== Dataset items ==
--------
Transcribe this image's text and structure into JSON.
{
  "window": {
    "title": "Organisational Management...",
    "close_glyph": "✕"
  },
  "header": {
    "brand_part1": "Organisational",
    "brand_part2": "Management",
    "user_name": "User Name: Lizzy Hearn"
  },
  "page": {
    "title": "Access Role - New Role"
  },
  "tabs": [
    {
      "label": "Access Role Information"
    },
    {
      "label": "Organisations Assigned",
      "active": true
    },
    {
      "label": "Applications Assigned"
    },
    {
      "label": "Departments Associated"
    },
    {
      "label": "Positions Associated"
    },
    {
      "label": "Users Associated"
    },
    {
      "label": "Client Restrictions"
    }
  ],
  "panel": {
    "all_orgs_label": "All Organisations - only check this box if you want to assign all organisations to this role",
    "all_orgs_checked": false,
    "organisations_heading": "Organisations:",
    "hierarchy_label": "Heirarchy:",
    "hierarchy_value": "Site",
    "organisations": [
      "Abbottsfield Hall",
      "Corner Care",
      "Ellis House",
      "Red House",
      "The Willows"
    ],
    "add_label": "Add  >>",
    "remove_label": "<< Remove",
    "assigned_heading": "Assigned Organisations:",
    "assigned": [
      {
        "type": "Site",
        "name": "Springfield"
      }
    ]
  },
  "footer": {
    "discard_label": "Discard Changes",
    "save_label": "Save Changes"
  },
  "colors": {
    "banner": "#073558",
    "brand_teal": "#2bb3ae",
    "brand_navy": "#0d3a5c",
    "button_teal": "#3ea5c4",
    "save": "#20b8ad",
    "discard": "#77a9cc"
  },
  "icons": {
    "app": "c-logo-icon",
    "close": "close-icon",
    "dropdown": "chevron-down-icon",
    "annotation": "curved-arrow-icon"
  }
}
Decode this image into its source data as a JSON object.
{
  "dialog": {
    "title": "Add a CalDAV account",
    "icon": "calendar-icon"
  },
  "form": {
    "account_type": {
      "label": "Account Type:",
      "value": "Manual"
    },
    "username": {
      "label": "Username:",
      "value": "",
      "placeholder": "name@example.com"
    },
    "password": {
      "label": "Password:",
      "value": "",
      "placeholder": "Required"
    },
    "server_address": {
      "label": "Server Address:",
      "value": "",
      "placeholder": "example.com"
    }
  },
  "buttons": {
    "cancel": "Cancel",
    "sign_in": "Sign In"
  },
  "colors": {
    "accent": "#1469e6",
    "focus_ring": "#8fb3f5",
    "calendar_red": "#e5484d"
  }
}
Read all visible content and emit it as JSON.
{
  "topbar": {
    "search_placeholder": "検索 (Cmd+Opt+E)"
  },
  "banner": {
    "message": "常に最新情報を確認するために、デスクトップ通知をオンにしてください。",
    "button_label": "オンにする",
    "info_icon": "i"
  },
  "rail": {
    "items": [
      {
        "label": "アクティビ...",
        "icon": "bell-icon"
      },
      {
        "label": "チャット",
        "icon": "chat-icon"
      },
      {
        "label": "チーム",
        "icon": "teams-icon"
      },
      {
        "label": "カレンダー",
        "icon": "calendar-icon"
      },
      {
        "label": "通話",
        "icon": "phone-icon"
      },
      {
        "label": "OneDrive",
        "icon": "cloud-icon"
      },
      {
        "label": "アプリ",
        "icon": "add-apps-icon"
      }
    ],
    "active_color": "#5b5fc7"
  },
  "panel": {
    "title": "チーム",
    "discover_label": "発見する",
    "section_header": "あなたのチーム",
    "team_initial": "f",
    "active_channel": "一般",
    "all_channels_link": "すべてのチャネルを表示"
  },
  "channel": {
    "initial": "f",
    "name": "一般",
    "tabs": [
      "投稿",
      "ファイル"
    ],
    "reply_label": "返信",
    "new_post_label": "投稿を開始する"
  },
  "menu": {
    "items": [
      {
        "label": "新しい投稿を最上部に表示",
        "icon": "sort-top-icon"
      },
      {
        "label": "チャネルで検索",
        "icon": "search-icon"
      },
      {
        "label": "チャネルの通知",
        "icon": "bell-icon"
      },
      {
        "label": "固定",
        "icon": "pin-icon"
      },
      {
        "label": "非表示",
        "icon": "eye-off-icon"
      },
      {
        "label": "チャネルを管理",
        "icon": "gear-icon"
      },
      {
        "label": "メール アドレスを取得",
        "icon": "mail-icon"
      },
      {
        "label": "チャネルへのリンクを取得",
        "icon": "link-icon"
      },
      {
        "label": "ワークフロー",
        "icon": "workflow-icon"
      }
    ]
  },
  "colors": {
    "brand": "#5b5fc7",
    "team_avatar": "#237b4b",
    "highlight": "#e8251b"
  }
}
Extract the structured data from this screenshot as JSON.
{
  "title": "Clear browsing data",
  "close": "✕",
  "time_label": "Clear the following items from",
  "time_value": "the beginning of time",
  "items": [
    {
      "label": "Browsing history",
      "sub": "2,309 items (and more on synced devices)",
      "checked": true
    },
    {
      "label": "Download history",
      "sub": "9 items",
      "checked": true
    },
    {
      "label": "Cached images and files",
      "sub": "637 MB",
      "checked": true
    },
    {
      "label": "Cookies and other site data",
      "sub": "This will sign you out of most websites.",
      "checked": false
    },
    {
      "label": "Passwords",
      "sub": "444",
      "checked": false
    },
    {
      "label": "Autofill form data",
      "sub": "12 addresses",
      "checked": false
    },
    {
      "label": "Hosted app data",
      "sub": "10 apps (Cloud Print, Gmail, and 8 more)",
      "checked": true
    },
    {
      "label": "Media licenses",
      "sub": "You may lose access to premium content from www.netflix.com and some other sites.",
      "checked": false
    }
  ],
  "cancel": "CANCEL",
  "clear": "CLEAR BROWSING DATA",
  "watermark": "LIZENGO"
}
--------
== OBJECTIVE ==
All lines from the line containing "Extract the structured" through the end of the listing above are to be duplicated exactly; include both ends and nothing further.

== COMPLETE ANSWER ==
Extract the structured data from this screenshot as JSON.
{
  "title": "Clear browsing data",
  "close": "✕",
  "time_label": "Clear the following items from",
  "time_value": "the beginning of time",
  "items": [
    {
      "label": "Browsing history",
      "sub": "2,309 items (and more on synced devices)",
      "checked": true
    },
    {
      "label": "Download history",
      "sub": "9 items",
      "checked": true
    },
    {
      "label": "Cached images and files",
      "sub": "637 MB",
      "checked": true
    },
    {
      "label": "Cookies and other site data",
      "sub": "This will sign you out of most websites.",
      "checked": false
    },
    {
      "label": "Passwords",
      "sub": "444",
      "checked": false
    },
    {
      "label": "Autofill form data",
      "sub": "12 addresses",
      "checked": false
    },
    {
      "label": "Hosted app data",
      "sub": "10 apps (Cloud Print, Gmail, and 8 more)",
      "checked": true
    },
    {
      "label": "Media licenses",
      "sub": "You may lose access to premium content from www.netflix.com and some other sites.",
      "checked": false
    }
  ],
  "cancel": "CANCEL",
  "clear": "CLEAR BROWSING DATA",
  "watermark": "LIZENGO"
}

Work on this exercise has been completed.